-- PROBLEM STATEMENT --
List all lines in the material below that contain "about".

-- Source data --
○ ○ ○ ○

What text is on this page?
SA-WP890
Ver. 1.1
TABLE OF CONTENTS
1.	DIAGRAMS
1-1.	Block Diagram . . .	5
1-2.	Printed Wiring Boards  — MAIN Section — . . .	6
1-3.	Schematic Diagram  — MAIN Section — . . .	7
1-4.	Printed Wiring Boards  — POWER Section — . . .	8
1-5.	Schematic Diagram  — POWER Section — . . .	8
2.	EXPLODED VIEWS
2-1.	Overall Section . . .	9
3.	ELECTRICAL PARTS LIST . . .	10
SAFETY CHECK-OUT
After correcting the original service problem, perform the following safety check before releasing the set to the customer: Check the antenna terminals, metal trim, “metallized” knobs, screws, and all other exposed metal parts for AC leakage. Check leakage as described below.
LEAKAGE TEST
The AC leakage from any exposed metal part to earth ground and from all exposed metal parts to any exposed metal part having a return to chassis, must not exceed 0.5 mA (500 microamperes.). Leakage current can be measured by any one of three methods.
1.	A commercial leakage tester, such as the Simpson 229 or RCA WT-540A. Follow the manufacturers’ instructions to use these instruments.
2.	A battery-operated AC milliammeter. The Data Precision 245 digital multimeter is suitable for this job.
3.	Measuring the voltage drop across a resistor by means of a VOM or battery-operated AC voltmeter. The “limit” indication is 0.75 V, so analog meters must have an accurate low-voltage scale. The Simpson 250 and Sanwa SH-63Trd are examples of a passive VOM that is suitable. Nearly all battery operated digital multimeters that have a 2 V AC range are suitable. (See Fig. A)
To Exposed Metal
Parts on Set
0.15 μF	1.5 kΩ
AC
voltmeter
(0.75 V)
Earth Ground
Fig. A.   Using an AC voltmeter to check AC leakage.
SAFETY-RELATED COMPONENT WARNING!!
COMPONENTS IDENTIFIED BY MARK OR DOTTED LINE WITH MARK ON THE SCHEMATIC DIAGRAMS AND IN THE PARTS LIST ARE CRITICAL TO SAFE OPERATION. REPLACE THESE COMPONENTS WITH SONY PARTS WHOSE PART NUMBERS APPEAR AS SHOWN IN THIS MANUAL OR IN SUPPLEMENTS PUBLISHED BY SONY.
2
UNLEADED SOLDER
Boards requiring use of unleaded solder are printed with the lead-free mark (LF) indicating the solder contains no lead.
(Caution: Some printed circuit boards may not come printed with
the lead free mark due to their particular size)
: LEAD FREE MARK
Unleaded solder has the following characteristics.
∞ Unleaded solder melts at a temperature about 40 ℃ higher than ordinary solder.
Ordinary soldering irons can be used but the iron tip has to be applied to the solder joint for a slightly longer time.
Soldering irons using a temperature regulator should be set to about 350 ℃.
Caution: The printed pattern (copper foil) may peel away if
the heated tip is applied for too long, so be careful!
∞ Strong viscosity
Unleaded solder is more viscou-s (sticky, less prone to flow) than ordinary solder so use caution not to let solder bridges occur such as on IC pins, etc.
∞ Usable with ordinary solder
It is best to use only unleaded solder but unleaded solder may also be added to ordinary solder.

○ ○ ○ ○

-- REPLY TO THE TASK --
∞ Unleaded solder melts at a temperature about 40 ℃ higher than ordinary solder.
Soldering irons using a temperature regulator should be set to about 350 ℃.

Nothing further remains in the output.